◆ TASK INSTRUCTIONS:
Give every line of the data again, unchanged, but with no pictures.

◆ DATA PROVIDED:
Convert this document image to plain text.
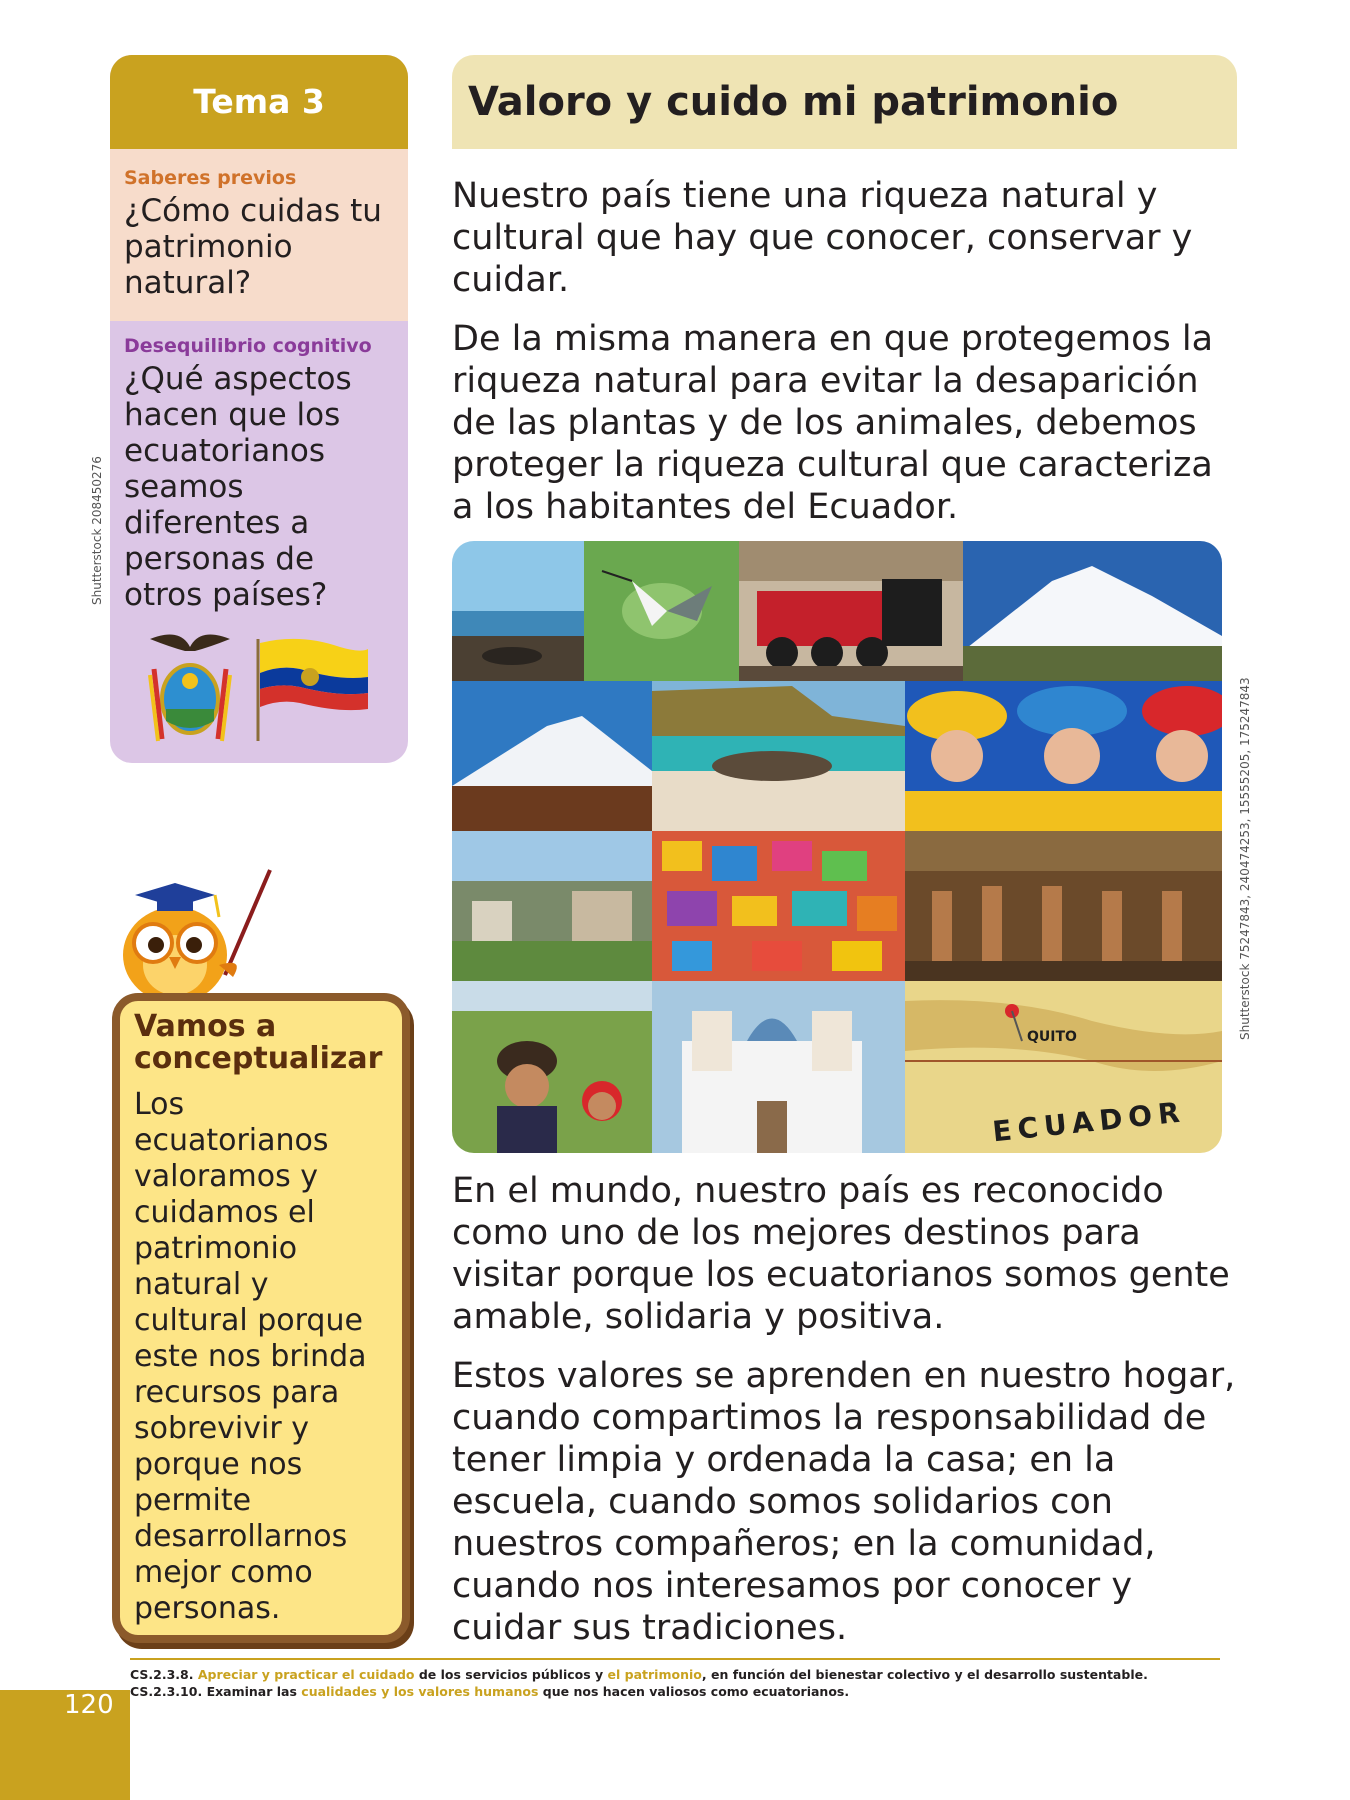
Tema 3
Saberes previos
¿Cómo cuidas tu patrimonio natural?
Desequilibrio cognitivo
¿Qué aspectos hacen que los ecuatorianos seamos diferentes a personas de otros países?
Shutterstock 208450276
Vamos a conceptualizar
Los ecuatorianos valoramos y cuidamos el patrimonio natural y cultural porque este nos brinda recursos para sobrevivir y porque nos permite desarrollarnos mejor como personas.
Valoro y cuido mi patrimonio

Nuestro país tiene una riqueza natural y cultural que hay que conocer, conservar y cuidar.

De la misma manera en que protegemos la riqueza natural para evitar la desaparición de las plantas y de los animales, debemos proteger la riqueza cultural que caracteriza a los habitantes del Ecuador.

QUITO
ECUADOR
Shutterstock 75247843, 240474253, 15555205, 175247843

En el mundo, nuestro país es reconocido como uno de los mejores destinos para visitar porque los ecuatorianos somos gente amable, solidaria y positiva.

Estos valores se aprenden en nuestro hogar, cuando compartimos la responsabilidad de tener limpia y ordenada la casa; en la escuela, cuando somos solidarios con nuestros compañeros; en la comunidad, cuando nos interesamos por conocer y cuidar sus tradiciones.

CS.2.3.8. Apreciar y practicar el cuidado de los servicios públicos y el patrimonio, en función del bienestar colectivo y el desarrollo sustentable. CS.2.3.10. Examinar las cualidades y los valores humanos que nos hacen valiosos como ecuatorianos.
120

◆ FULL OUTPUT:
Convert this document image to plain text.
Tema 3
Saberes previos
¿Cómo cuidas tu patrimonio natural?
Desequilibrio cognitivo
¿Qué aspectos hacen que los ecuatorianos seamos diferentes a personas de otros países?
Shutterstock 208450276
Vamos a conceptualizar
Los ecuatorianos valoramos y cuidamos el patrimonio natural y cultural porque este nos brinda recursos para sobrevivir y porque nos permite desarrollarnos mejor como personas.
Valoro y cuido mi patrimonio

Nuestro país tiene una riqueza natural y cultural que hay que conocer, conservar y cuidar.

De la misma manera en que protegemos la riqueza natural para evitar la desaparición de las plantas y de los animales, debemos proteger la riqueza cultural que caracteriza a los habitantes del Ecuador.

QUITO
ECUADOR
Shutterstock 75247843, 240474253, 15555205, 175247843

En el mundo, nuestro país es reconocido como uno de los mejores destinos para visitar porque los ecuatorianos somos gente amable, solidaria y positiva.

Estos valores se aprenden en nuestro hogar, cuando compartimos la responsabilidad de tener limpia y ordenada la casa; en la escuela, cuando somos solidarios con nuestros compañeros; en la comunidad, cuando nos interesamos por conocer y cuidar sus tradiciones.

CS.2.3.8. Apreciar y practicar el cuidado de los servicios públicos y el patrimonio, en función del bienestar colectivo y el desarrollo sustentable. CS.2.3.10. Examinar las cualidades y los valores humanos que nos hacen valiosos como ecuatorianos.
120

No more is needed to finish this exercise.